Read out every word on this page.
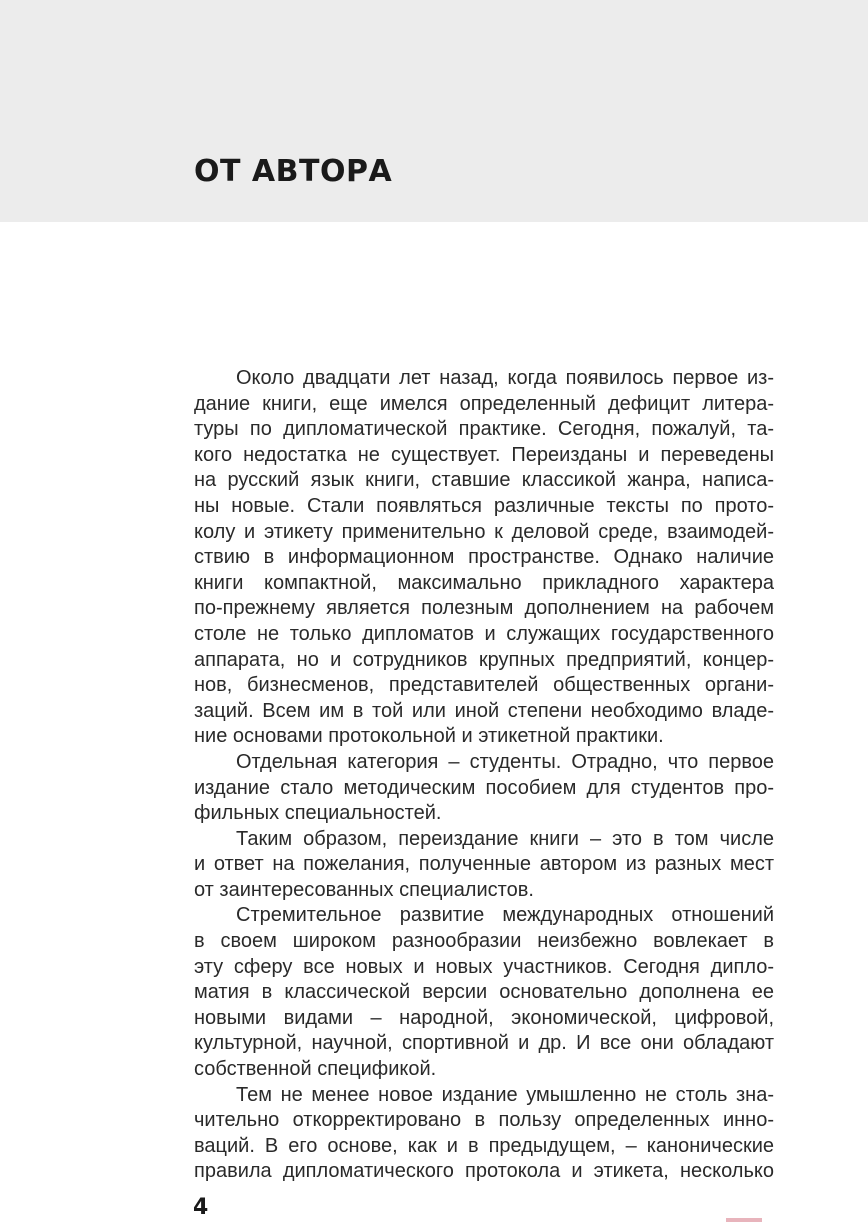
ОТ АВТОРА
Около двадцати лет назад, когда появилось первое из-
дание книги, еще имелся определенный дефицит литера-
туры по дипломатической практике. Сегодня, пожалуй, та-
кого недостатка не существует. Переизданы и переведены
на русский язык книги, ставшие классикой жанра, написа-
ны новые. Стали появляться различные тексты по прото-
колу и этикету применительно к деловой среде, взаимодей-
ствию в информационном пространстве. Однако наличие
книги компактной, максимально прикладного характера
по-прежнему является полезным дополнением на рабочем
столе не только дипломатов и служащих государственного
аппарата, но и сотрудников крупных предприятий, концер-
нов, бизнесменов, представителей общественных органи-
заций. Всем им в той или иной степени необходимо владе-
ние основами протокольной и этикетной практики.
Отдельная категория – студенты. Отрадно, что первое
издание стало методическим пособием для студентов про-
фильных специальностей.
Таким образом, переиздание книги – это в том числе
и ответ на пожелания, полученные автором из разных мест
от заинтересованных специалистов.
Стремительное развитие международных отношений
в своем широком разнообразии неизбежно вовлекает в
эту сферу все новых и новых участников. Сегодня дипло-
матия в классической версии основательно дополнена ее
новыми видами – народной, экономической, цифровой,
культурной, научной, спортивной и др. И все они обладают
собственной спецификой.
Тем не менее новое издание умышленно не столь зна-
чительно откорректировано в пользу определенных инно-
ваций. В его основе, как и в предыдущем, – канонические
правила дипломатического протокола и этикета, несколько
4
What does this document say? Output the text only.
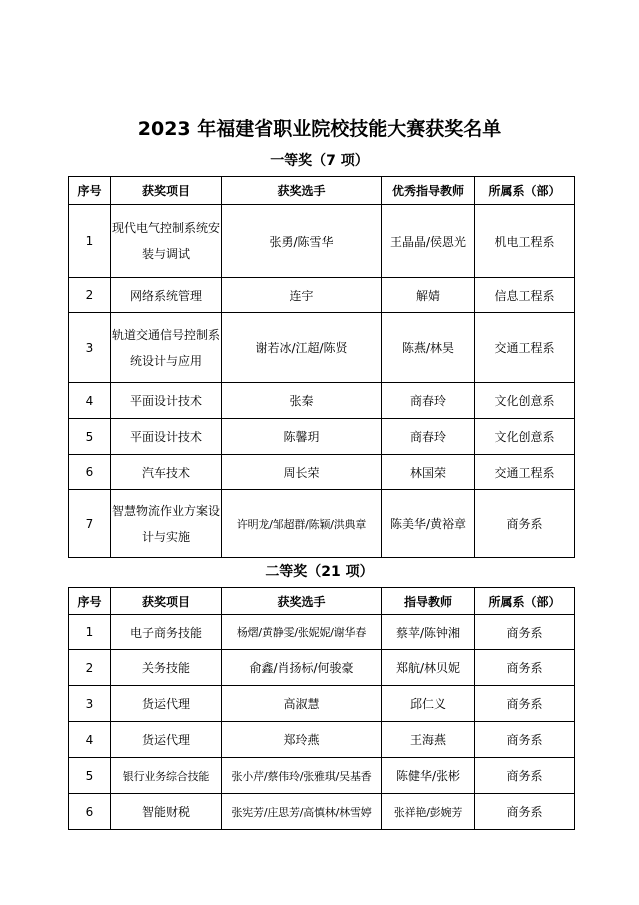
2023 年福建省职业院校技能大赛获奖名单
一等奖（7 项）
序号	获奖项目	获奖选手	优秀指导教师	所属系（部）
1	现代电气控制系统安装与调试	张勇/陈雪华	王晶晶/侯恩光	机电工程系
2	网络系统管理	连宇	解婧	信息工程系
3	轨道交通信号控制系统设计与应用	谢若冰/江超/陈贤	陈燕/林昊	交通工程系
4	平面设计技术	张秦	商春玲	文化创意系
5	平面设计技术	陈馨玥	商春玲	文化创意系
6	汽车技术	周长荣	林国荣	交通工程系
7	智慧物流作业方案设计与实施	许明龙/邹超群/陈颖/洪典章	陈美华/黄裕章	商务系
二等奖（21 项）
序号	获奖项目	获奖选手	指导教师	所属系（部）
1	电子商务技能	杨熠/黄静雯/张妮妮/谢华春	蔡苹/陈钟湘	商务系
2	关务技能	俞鑫/肖扬标/何骏豪	郑航/林贝妮	商务系
3	货运代理	高淑慧	邱仁义	商务系
4	货运代理	郑玲燕	王海燕	商务系
5	银行业务综合技能	张小芹/蔡伟玲/张雅琪/吴基香	陈健华/张彬	商务系
6	智能财税	张宪芳/庄思芳/高慎林/林雪婷	张祥艳/彭婉芳	商务系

+---+

*TASK PROMPT:* Using the material above, copy every line in which the string "this" occurs.

*TASK OUTPUT:*
Read out every word on this page.
What does this document say? Output the text only.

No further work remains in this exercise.